• Input for this task:
START

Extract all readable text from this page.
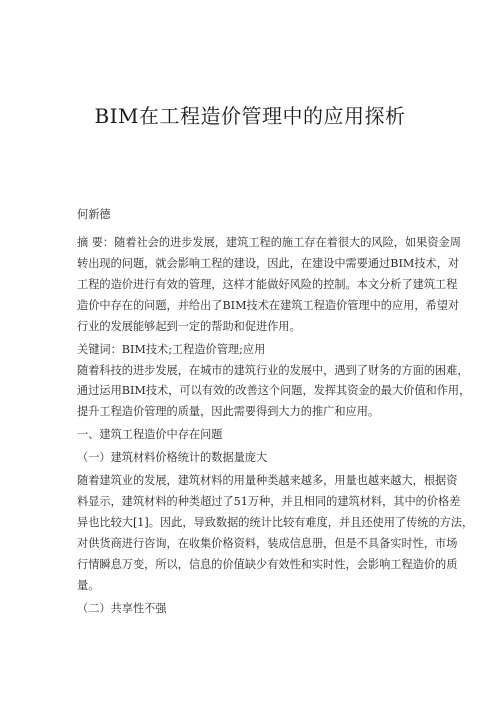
BIM在工程造价管理中的应用探析
何新德
摘 要：随着社会的进步发展，建筑工程的施工存在着很大的风险，如果资金周
转出现的问题，就会影响工程的建设，因此，在建设中需要通过BIM技术，对
工程的造价进行有效的管理，这样才能做好风险的控制。本文分析了建筑工程
造价中存在的问题，并给出了BIM技术在建筑工程造价管理中的应用，希望对
行业的发展能够起到一定的帮助和促进作用。
关键词：BIM技术;工程造价管理;应用
随着科技的进步发展，在城市的建筑行业的发展中，遇到了财务的方面的困难，
通过运用BIM技术，可以有效的改善这个问题，发挥其资金的最大价值和作用，
提升工程造价管理的质量，因此需要得到大力的推广和应用。
一、建筑工程造价中存在问题
（一）建筑材料价格统计的数据量庞大
随着建筑业的发展，建筑材料的用量种类越来越多，用量也越来越大，根据资
料显示，建筑材料的种类超过了51万种，并且相同的建筑材料，其中的价格差
异也比较大[1]。因此，导致数据的统计比较有难度，并且还使用了传统的方法，
对供货商进行咨询，在收集价格资料，装成信息册，但是不具备实时性，市场
行情瞬息万变，所以，信息的价值缺少有效性和实时性，会影响工程造价的质
量。
（二）共享性不强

END

• Stated task:
All records should be output exactly, with the pictures left out.

• The response:
Extract all readable text from this page.
BIM在工程造价管理中的应用探析
何新德
摘 要：随着社会的进步发展，建筑工程的施工存在着很大的风险，如果资金周
转出现的问题，就会影响工程的建设，因此，在建设中需要通过BIM技术，对
工程的造价进行有效的管理，这样才能做好风险的控制。本文分析了建筑工程
造价中存在的问题，并给出了BIM技术在建筑工程造价管理中的应用，希望对
行业的发展能够起到一定的帮助和促进作用。
关键词：BIM技术;工程造价管理;应用
随着科技的进步发展，在城市的建筑行业的发展中，遇到了财务的方面的困难，
通过运用BIM技术，可以有效的改善这个问题，发挥其资金的最大价值和作用，
提升工程造价管理的质量，因此需要得到大力的推广和应用。
一、建筑工程造价中存在问题
（一）建筑材料价格统计的数据量庞大
随着建筑业的发展，建筑材料的用量种类越来越多，用量也越来越大，根据资
料显示，建筑材料的种类超过了51万种，并且相同的建筑材料，其中的价格差
异也比较大[1]。因此，导致数据的统计比较有难度，并且还使用了传统的方法，
对供货商进行咨询，在收集价格资料，装成信息册，但是不具备实时性，市场
行情瞬息万变，所以，信息的价值缺少有效性和实时性，会影响工程造价的质
量。
（二）共享性不强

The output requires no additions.